§ TO DO: Are you able to retype all the records below exactly?

§ DATASET:
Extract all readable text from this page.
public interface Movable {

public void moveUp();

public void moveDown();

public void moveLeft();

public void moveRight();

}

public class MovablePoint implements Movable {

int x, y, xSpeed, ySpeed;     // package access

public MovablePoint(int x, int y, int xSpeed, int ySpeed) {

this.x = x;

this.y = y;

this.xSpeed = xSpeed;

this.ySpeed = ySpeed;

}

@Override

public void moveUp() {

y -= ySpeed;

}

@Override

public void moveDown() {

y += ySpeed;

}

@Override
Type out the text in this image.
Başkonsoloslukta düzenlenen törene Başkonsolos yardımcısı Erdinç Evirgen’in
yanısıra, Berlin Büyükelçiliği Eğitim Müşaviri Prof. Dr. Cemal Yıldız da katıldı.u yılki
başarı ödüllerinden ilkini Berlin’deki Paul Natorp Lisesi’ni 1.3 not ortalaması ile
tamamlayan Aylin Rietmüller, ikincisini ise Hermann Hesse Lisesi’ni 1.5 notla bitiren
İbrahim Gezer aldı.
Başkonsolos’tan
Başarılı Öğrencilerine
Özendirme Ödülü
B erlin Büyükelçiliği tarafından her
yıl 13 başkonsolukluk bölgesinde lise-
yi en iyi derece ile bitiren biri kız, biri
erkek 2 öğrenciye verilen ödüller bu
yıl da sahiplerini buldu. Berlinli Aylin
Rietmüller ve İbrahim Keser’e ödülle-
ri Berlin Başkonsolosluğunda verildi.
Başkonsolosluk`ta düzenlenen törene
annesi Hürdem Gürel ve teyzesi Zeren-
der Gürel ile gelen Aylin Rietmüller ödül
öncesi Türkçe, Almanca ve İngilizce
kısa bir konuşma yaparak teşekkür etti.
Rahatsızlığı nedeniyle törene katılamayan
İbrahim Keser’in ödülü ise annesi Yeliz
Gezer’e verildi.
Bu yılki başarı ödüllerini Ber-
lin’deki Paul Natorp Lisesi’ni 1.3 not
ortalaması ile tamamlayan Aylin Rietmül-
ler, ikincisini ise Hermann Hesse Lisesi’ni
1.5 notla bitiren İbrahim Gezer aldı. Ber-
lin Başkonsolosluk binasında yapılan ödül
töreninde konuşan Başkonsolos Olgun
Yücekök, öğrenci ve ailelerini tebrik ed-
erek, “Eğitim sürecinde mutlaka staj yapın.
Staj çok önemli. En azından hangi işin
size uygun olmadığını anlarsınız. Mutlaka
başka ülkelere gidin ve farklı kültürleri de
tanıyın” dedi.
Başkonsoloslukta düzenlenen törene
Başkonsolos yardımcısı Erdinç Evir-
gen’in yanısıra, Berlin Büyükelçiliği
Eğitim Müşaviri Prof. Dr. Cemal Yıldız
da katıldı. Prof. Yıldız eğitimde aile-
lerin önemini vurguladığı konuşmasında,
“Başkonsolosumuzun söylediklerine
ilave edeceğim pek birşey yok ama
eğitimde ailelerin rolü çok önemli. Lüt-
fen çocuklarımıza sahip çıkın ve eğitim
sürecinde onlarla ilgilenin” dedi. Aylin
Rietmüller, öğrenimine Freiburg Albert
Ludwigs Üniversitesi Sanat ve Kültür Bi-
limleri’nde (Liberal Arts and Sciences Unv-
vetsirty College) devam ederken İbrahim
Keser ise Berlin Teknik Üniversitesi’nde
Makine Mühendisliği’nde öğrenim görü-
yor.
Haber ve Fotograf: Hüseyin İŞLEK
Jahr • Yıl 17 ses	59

§ WORKED ANSWER:
Extract all readable text from this page.
public interface Movable {

public void moveUp();

public void moveDown();

public void moveLeft();

public void moveRight();

}

public class MovablePoint implements Movable {

int x, y, xSpeed, ySpeed;     // package access

public MovablePoint(int x, int y, int xSpeed, int ySpeed) {

this.x = x;

this.y = y;

this.xSpeed = xSpeed;

this.ySpeed = ySpeed;

}

@Override

public void moveUp() {

y -= ySpeed;

}

@Override

public void moveDown() {

y += ySpeed;

}

@Override
Type out the text in this image.
Başkonsoloslukta düzenlenen törene Başkonsolos yardımcısı Erdinç Evirgen’in
yanısıra, Berlin Büyükelçiliği Eğitim Müşaviri Prof. Dr. Cemal Yıldız da katıldı.u yılki
başarı ödüllerinden ilkini Berlin’deki Paul Natorp Lisesi’ni 1.3 not ortalaması ile
tamamlayan Aylin Rietmüller, ikincisini ise Hermann Hesse Lisesi’ni 1.5 notla bitiren
İbrahim Gezer aldı.
Başkonsolos’tan
Başarılı Öğrencilerine
Özendirme Ödülü
B erlin Büyükelçiliği tarafından her
yıl 13 başkonsolukluk bölgesinde lise-
yi en iyi derece ile bitiren biri kız, biri
erkek 2 öğrenciye verilen ödüller bu
yıl da sahiplerini buldu. Berlinli Aylin
Rietmüller ve İbrahim Keser’e ödülle-
ri Berlin Başkonsolosluğunda verildi.
Başkonsolosluk`ta düzenlenen törene
annesi Hürdem Gürel ve teyzesi Zeren-
der Gürel ile gelen Aylin Rietmüller ödül
öncesi Türkçe, Almanca ve İngilizce
kısa bir konuşma yaparak teşekkür etti.
Rahatsızlığı nedeniyle törene katılamayan
İbrahim Keser’in ödülü ise annesi Yeliz
Gezer’e verildi.
Bu yılki başarı ödüllerini Ber-
lin’deki Paul Natorp Lisesi’ni 1.3 not
ortalaması ile tamamlayan Aylin Rietmül-
ler, ikincisini ise Hermann Hesse Lisesi’ni
1.5 notla bitiren İbrahim Gezer aldı. Ber-
lin Başkonsolosluk binasında yapılan ödül
töreninde konuşan Başkonsolos Olgun
Yücekök, öğrenci ve ailelerini tebrik ed-
erek, “Eğitim sürecinde mutlaka staj yapın.
Staj çok önemli. En azından hangi işin
size uygun olmadığını anlarsınız. Mutlaka
başka ülkelere gidin ve farklı kültürleri de
tanıyın” dedi.
Başkonsoloslukta düzenlenen törene
Başkonsolos yardımcısı Erdinç Evir-
gen’in yanısıra, Berlin Büyükelçiliği
Eğitim Müşaviri Prof. Dr. Cemal Yıldız
da katıldı. Prof. Yıldız eğitimde aile-
lerin önemini vurguladığı konuşmasında,
“Başkonsolosumuzun söylediklerine
ilave edeceğim pek birşey yok ama
eğitimde ailelerin rolü çok önemli. Lüt-
fen çocuklarımıza sahip çıkın ve eğitim
sürecinde onlarla ilgilenin” dedi. Aylin
Rietmüller, öğrenimine Freiburg Albert
Ludwigs Üniversitesi Sanat ve Kültür Bi-
limleri’nde (Liberal Arts and Sciences Unv-
vetsirty College) devam ederken İbrahim
Keser ise Berlin Teknik Üniversitesi’nde
Makine Mühendisliği’nde öğrenim görü-
yor.
Haber ve Fotograf: Hüseyin İŞLEK
Jahr • Yıl 17 ses	59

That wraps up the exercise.